**Exercise description**
Give the data below again exactly as it stands. Omit the pictures.

─── Data provided ───

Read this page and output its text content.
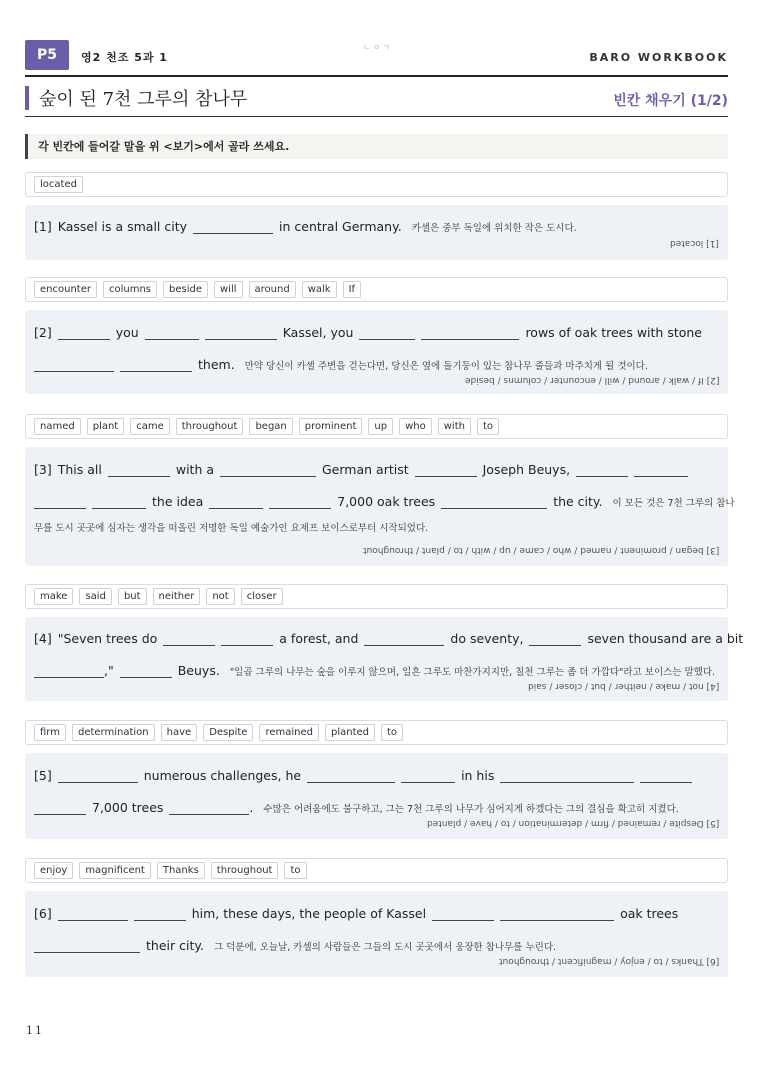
P5	영2 천조 5과 1
ㄴㅇㄱ
BARO WORKBOOK
숲이 된 7천 그루의 참나무	빈칸 채우기 (1/2)
각 빈칸에 들어갈 말을 위 <보기>에서 골라 쓰세요.
located
[1] Kassel is a small city	in central Germany. 카셀은 중부 독일에 위치한 작은 도시다.
[1] located
encounter	columns	beside	will	around	walk	If
[2]	you	Kassel, you	rows of oak trees with stone
them. 만약 당신이 카셀 주변을 걷는다면, 당신은 옆에 돌기둥이 있는 참나무 줄들과 마주치게 될 것이다.
[2] If / walk / around / will / encounter / columns / beside
named	plant	came	throughout	began	prominent	up	who	with	to
[3] This all	with a	German artist	Joseph Beuys,
the idea	7,000 oak trees	the city. 이 모든 것은 7천 그루의 참나
무를 도시 곳곳에 심자는 생각을 떠올린 저명한 독일 예술가인 요제프 보이스로부터 시작되었다.
[3] began / prominent / named / who / came / up / with / to / plant / throughout
make	said	but	neither	not	closer
[4] "Seven trees do	a forest, and	do seventy,	seven thousand are a bit
,"	Beuys. "일곱 그루의 나무는 숲을 이루지 않으며, 일흔 그루도 마찬가지지만, 칠천 그루는 좀 더 가깝다"라고 보이스는 말했다.
[4] not / make / neither / but / closer / said
firm	determination	have	Despite	remained	planted	to
[5]	numerous challenges, he	in his
7,000 trees	. 수많은 어려움에도 불구하고, 그는 7천 그루의 나무가 심어지게 하겠다는 그의 결심을 확고히 지켰다.
[5] Despite / remained / firm / determination / to / have / planted
enjoy	magnificent	Thanks	throughout	to
[6]	him, these days, the people of Kassel	oak trees
their city. 그 덕분에, 오늘날, 카셀의 사람들은 그들의 도시 곳곳에서 웅장한 참나무를 누린다.
[6] Thanks / to / enjoy / magnificent / throughout
11
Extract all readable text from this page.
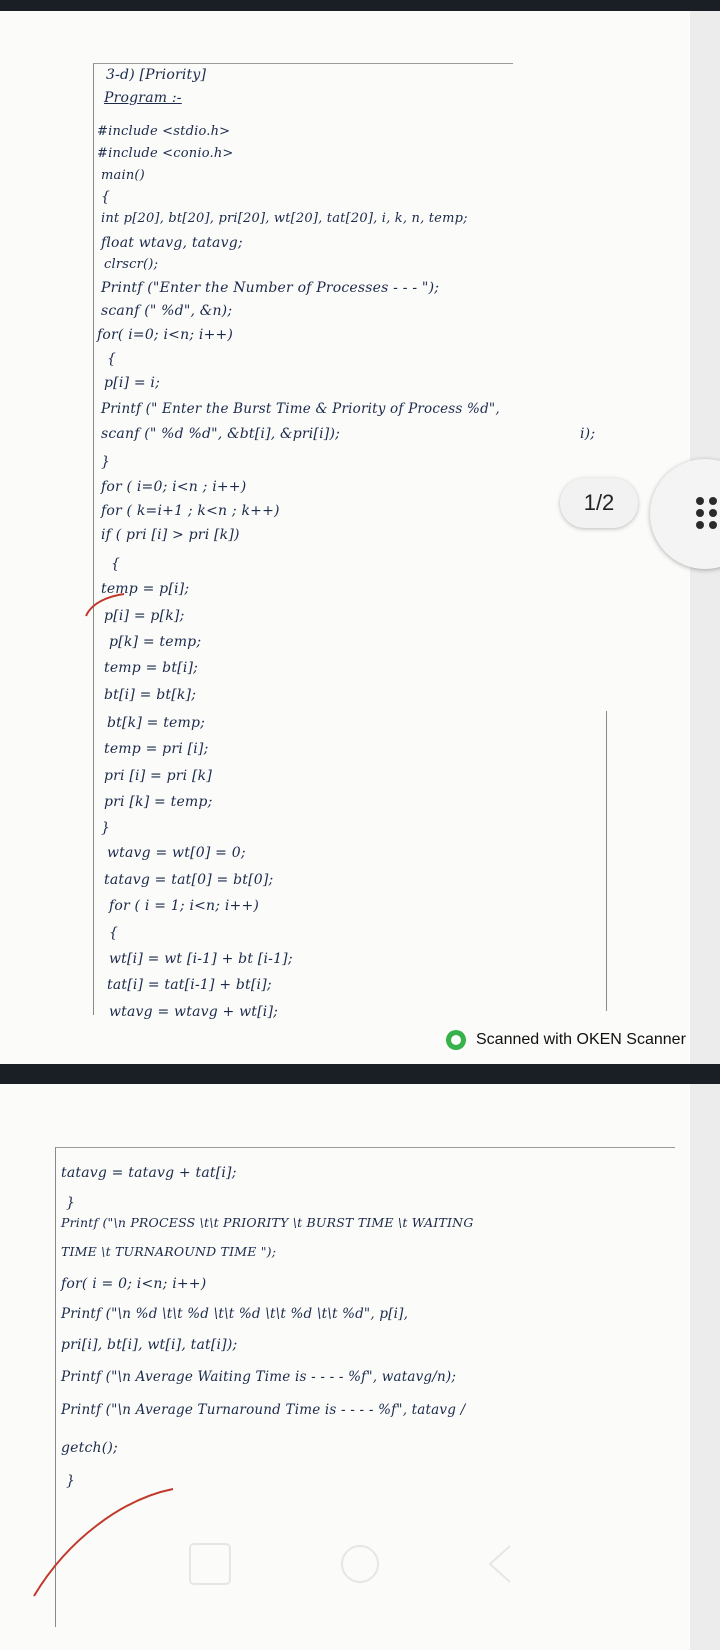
3-d) [Priority]
Program :-
#include <stdio.h>
#include <conio.h>
main()
{
int p[20], bt[20], pri[20], wt[20], tat[20], i, k, n, temp;
float wtavg, tatavg;
clrscr();
Printf ("Enter the Number of Processes - - - ");
scanf (" %d", &n);
for( i=0; i<n; i++)
{
p[i] = i;
Printf (" Enter the Burst Time & Priority of Process %d",
scanf (" %d %d", &bt[i], &pri[i]);	i);
}
for ( i=0; i<n ; i++)
for ( k=i+1 ; k<n ; k++)
if ( pri [i] > pri [k])
{
temp = p[i];
p[i] = p[k];
p[k] = temp;
temp = bt[i];
bt[i] = bt[k];
bt[k] = temp;
temp = pri [i];
pri [i] = pri [k]
pri [k] = temp;
}
wtavg = wt[0] = 0;
tatavg = tat[0] = bt[0];
for ( i = 1; i<n; i++)
{
wt[i] = wt [i-1] + bt [i-1];
tat[i] = tat[i-1] + bt[i];
wtavg = wtavg + wt[i];
1/2
Scanned with OKEN Scanner
tatavg = tatavg + tat[i];
}
Printf ("\n PROCESS \t\t PRIORITY \t BURST TIME \t WAITING
TIME \t TURNAROUND TIME ");
for( i = 0; i<n; i++)
Printf ("\n %d \t\t %d \t\t %d \t\t %d \t\t %d", p[i],
pri[i], bt[i], wt[i], tat[i]);
Printf ("\n Average Waiting Time is - - - - %f", watavg/n);
Printf ("\n Average Turnaround Time is - - - - %f", tatavg /
getch();
}
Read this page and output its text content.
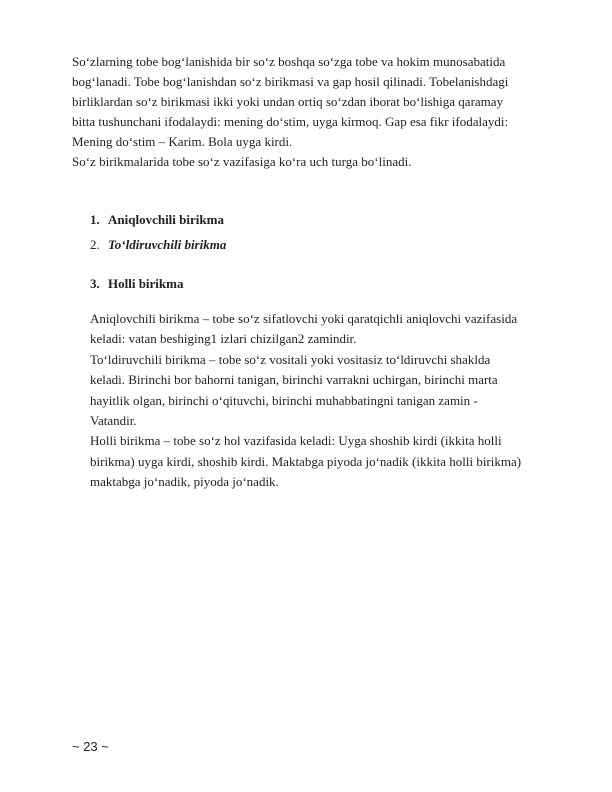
So‘zlarning tobe bog‘lanishida bir so‘z boshqa so‘zga tobe va hokim munosabatida
bog‘lanadi. Tobe bog‘lanishdan so‘z birikmasi va gap hosil qilinadi. Tobelanishdagi
birliklardan so‘z birikmasi ikki yoki undan ortiq so‘zdan iborat bo‘lishiga qaramay
bitta tushunchani ifodalaydi: mening do‘stim, uyga kirmoq. Gap esa fikr ifodalaydi:
Mening do‘stim – Karim. Bola uyga kirdi.
So‘z birikmalarida tobe so‘z vazifasiga ko‘ra uch turga bo‘linadi.
1. Aniqlovchili birikma
2. To‘ldiruvchili birikma
3. Holli birikma
Aniqlovchili birikma – tobe so‘z sifatlovchi yoki qaratqichli aniqlovchi vazifasida
keladi: vatan beshiging1 izlari chizilgan2 zamindir.
To‘ldiruvchili birikma – tobe so‘z vositali yoki vositasiz to‘ldiruvchi shaklda
keladi. Birinchi bor bahorni tanigan, birinchi varrakni uchirgan, birinchi marta
hayitlik olgan, birinchi o‘qituvchi, birinchi muhabbatingni tanigan zamin -
Vatandir.
Holli birikma – tobe so‘z hol vazifasida keladi: Uyga shoshib kirdi (ikkita holli
birikma) uyga kirdi, shoshib kirdi. Maktabga piyoda jo‘nadik (ikkita holli birikma)
maktabga jo‘nadik, piyoda jo‘nadik.
~ 23 ~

───

**Task answer**
Read this page and output its text content.
P5	영2 천조 5과 1
ㄴㅇㄱ
BARO WORKBOOK
숲이 된 7천 그루의 참나무	빈칸 채우기 (1/2)
각 빈칸에 들어갈 말을 위 <보기>에서 골라 쓰세요.
located
[1] Kassel is a small city	in central Germany. 카셀은 중부 독일에 위치한 작은 도시다.
[1] located
encounter	columns	beside	will	around	walk	If
[2]	you	Kassel, you	rows of oak trees with stone
them. 만약 당신이 카셀 주변을 걷는다면, 당신은 옆에 돌기둥이 있는 참나무 줄들과 마주치게 될 것이다.
[2] If / walk / around / will / encounter / columns / beside
named	plant	came	throughout	began	prominent	up	who	with	to
[3] This all	with a	German artist	Joseph Beuys,
the idea	7,000 oak trees	the city. 이 모든 것은 7천 그루의 참나
무를 도시 곳곳에 심자는 생각을 떠올린 저명한 독일 예술가인 요제프 보이스로부터 시작되었다.
[3] began / prominent / named / who / came / up / with / to / plant / throughout
make	said	but	neither	not	closer
[4] "Seven trees do	a forest, and	do seventy,	seven thousand are a bit
,"	Beuys. "일곱 그루의 나무는 숲을 이루지 않으며, 일흔 그루도 마찬가지지만, 칠천 그루는 좀 더 가깝다"라고 보이스는 말했다.
[4] not / make / neither / but / closer / said
firm	determination	have	Despite	remained	planted	to
[5]	numerous challenges, he	in his
7,000 trees	. 수많은 어려움에도 불구하고, 그는 7천 그루의 나무가 심어지게 하겠다는 그의 결심을 확고히 지켰다.
[5] Despite / remained / firm / determination / to / have / planted
enjoy	magnificent	Thanks	throughout	to
[6]	him, these days, the people of Kassel	oak trees
their city. 그 덕분에, 오늘날, 카셀의 사람들은 그들의 도시 곳곳에서 웅장한 참나무를 누린다.
[6] Thanks / to / enjoy / magnificent / throughout
11
Extract all readable text from this page.
3-d) [Priority]
Program :-
#include <stdio.h>
#include <conio.h>
main()
{
int p[20], bt[20], pri[20], wt[20], tat[20], i, k, n, temp;
float wtavg, tatavg;
clrscr();
Printf ("Enter the Number of Processes - - - ");
scanf (" %d", &n);
for( i=0; i<n; i++)
{
p[i] = i;
Printf (" Enter the Burst Time & Priority of Process %d",
scanf (" %d %d", &bt[i], &pri[i]);	i);
}
for ( i=0; i<n ; i++)
for ( k=i+1 ; k<n ; k++)
if ( pri [i] > pri [k])
{
temp = p[i];
p[i] = p[k];
p[k] = temp;
temp = bt[i];
bt[i] = bt[k];
bt[k] = temp;
temp = pri [i];
pri [i] = pri [k]
pri [k] = temp;
}
wtavg = wt[0] = 0;
tatavg = tat[0] = bt[0];
for ( i = 1; i<n; i++)
{
wt[i] = wt [i-1] + bt [i-1];
tat[i] = tat[i-1] + bt[i];
wtavg = wtavg + wt[i];
1/2
Scanned with OKEN Scanner
tatavg = tatavg + tat[i];
}
Printf ("\n PROCESS \t\t PRIORITY \t BURST TIME \t WAITING
TIME \t TURNAROUND TIME ");
for( i = 0; i<n; i++)
Printf ("\n %d \t\t %d \t\t %d \t\t %d \t\t %d", p[i],
pri[i], bt[i], wt[i], tat[i]);
Printf ("\n Average Waiting Time is - - - - %f", watavg/n);
Printf ("\n Average Turnaround Time is - - - - %f", tatavg /
getch();
}
Read this page and output its text content.
So‘zlarning tobe bog‘lanishida bir so‘z boshqa so‘zga tobe va hokim munosabatida
bog‘lanadi. Tobe bog‘lanishdan so‘z birikmasi va gap hosil qilinadi. Tobelanishdagi
birliklardan so‘z birikmasi ikki yoki undan ortiq so‘zdan iborat bo‘lishiga qaramay
bitta tushunchani ifodalaydi: mening do‘stim, uyga kirmoq. Gap esa fikr ifodalaydi:
Mening do‘stim – Karim. Bola uyga kirdi.
So‘z birikmalarida tobe so‘z vazifasiga ko‘ra uch turga bo‘linadi.
1. Aniqlovchili birikma
2. To‘ldiruvchili birikma
3. Holli birikma
Aniqlovchili birikma – tobe so‘z sifatlovchi yoki qaratqichli aniqlovchi vazifasida
keladi: vatan beshiging1 izlari chizilgan2 zamindir.
To‘ldiruvchili birikma – tobe so‘z vositali yoki vositasiz to‘ldiruvchi shaklda
keladi. Birinchi bor bahorni tanigan, birinchi varrakni uchirgan, birinchi marta
hayitlik olgan, birinchi o‘qituvchi, birinchi muhabbatingni tanigan zamin -
Vatandir.
Holli birikma – tobe so‘z hol vazifasida keladi: Uyga shoshib kirdi (ikkita holli
birikma) uyga kirdi, shoshib kirdi. Maktabga piyoda jo‘nadik (ikkita holli birikma)
maktabga jo‘nadik, piyoda jo‘nadik.
~ 23 ~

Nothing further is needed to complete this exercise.